» Stored items
════

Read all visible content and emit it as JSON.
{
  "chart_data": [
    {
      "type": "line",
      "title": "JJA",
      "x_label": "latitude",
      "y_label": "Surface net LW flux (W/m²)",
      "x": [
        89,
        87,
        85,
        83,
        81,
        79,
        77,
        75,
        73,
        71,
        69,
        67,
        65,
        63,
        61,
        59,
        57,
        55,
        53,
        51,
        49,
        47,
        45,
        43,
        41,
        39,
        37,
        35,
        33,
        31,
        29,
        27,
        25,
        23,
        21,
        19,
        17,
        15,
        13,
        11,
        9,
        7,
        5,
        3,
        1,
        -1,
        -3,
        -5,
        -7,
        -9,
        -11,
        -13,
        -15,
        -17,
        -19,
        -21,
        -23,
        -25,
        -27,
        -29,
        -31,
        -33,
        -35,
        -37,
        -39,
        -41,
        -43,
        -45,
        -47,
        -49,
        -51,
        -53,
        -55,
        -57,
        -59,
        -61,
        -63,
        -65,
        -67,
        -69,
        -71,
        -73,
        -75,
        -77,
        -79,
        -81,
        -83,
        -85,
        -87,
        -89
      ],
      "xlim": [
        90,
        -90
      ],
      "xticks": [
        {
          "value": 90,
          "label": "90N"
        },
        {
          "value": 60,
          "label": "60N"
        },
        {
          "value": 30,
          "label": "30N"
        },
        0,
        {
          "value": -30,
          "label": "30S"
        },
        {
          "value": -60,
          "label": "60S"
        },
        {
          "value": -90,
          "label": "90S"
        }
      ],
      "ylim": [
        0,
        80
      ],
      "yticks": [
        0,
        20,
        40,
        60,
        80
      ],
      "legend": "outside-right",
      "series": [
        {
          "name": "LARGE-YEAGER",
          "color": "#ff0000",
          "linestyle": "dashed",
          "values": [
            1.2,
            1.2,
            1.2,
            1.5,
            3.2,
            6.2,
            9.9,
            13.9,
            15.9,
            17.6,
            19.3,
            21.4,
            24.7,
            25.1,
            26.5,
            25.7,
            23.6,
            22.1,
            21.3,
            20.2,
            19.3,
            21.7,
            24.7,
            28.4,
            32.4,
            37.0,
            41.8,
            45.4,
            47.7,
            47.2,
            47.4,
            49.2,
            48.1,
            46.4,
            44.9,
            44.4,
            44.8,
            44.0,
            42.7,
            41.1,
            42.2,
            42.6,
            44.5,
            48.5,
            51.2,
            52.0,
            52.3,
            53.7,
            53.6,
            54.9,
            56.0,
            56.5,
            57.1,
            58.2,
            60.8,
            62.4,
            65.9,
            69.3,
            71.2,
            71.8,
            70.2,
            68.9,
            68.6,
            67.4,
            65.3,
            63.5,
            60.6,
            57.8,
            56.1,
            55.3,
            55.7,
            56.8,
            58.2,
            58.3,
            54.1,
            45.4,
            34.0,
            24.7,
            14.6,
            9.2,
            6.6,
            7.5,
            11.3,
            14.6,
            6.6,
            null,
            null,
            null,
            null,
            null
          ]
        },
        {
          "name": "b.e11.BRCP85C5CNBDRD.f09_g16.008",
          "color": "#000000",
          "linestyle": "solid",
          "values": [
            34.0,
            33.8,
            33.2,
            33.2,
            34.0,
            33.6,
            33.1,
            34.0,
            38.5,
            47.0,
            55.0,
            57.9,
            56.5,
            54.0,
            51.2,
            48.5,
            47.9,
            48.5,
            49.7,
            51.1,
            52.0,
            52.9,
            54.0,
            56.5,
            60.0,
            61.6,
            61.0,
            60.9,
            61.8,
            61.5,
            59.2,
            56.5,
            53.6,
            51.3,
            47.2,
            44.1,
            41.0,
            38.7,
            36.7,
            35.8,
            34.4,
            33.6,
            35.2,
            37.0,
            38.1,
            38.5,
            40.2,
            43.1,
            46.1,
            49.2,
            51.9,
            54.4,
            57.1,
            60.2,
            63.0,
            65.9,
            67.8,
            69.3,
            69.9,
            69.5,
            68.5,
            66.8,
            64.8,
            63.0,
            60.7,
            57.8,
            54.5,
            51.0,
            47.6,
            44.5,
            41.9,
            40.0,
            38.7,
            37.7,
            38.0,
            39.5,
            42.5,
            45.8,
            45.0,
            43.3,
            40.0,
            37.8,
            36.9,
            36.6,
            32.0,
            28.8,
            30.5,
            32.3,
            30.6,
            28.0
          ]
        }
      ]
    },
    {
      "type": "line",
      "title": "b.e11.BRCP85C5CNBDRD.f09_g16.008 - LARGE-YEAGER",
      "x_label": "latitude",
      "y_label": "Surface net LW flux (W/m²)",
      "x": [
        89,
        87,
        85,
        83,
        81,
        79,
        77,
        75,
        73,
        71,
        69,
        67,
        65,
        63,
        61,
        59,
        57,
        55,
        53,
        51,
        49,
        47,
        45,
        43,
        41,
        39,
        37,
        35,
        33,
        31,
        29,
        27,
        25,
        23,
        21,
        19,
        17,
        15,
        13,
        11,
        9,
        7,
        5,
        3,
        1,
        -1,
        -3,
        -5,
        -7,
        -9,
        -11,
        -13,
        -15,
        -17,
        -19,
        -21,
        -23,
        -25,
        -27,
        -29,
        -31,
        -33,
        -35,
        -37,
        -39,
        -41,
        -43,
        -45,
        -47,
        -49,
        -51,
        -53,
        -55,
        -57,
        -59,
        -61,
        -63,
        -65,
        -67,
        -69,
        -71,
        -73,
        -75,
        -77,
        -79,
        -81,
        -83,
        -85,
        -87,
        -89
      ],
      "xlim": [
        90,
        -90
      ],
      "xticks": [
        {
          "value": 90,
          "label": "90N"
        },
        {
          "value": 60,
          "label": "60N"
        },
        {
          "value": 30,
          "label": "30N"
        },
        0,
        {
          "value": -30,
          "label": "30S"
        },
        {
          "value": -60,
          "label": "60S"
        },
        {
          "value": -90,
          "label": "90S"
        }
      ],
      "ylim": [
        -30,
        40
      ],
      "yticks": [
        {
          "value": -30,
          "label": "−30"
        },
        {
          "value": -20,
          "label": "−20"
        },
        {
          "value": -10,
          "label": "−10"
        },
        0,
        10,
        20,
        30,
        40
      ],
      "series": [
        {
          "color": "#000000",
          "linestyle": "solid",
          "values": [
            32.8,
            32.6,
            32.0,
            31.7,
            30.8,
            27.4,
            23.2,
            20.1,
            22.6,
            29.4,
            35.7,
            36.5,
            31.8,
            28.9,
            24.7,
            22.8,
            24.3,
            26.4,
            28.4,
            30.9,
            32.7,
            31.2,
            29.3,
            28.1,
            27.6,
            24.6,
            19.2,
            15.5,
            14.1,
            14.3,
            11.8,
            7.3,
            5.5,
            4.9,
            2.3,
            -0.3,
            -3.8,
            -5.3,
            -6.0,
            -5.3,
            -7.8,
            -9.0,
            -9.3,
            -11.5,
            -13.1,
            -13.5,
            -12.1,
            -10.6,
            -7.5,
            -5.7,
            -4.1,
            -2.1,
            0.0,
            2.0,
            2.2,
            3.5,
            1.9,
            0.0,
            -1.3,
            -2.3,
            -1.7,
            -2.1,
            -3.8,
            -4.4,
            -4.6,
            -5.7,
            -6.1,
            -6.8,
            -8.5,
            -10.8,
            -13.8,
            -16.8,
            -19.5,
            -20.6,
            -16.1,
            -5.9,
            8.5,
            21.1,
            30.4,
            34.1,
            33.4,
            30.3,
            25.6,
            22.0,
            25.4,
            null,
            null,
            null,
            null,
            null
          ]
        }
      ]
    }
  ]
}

════

» Task to complete
Identify the lines of the data that contain the word "LARGE". Copy each of them.

» The completed task
          "name": "LARGE-YEAGER",
      "title": "b.e11.BRCP85C5CNBDRD.f09_g16.008 - LARGE-YEAGER",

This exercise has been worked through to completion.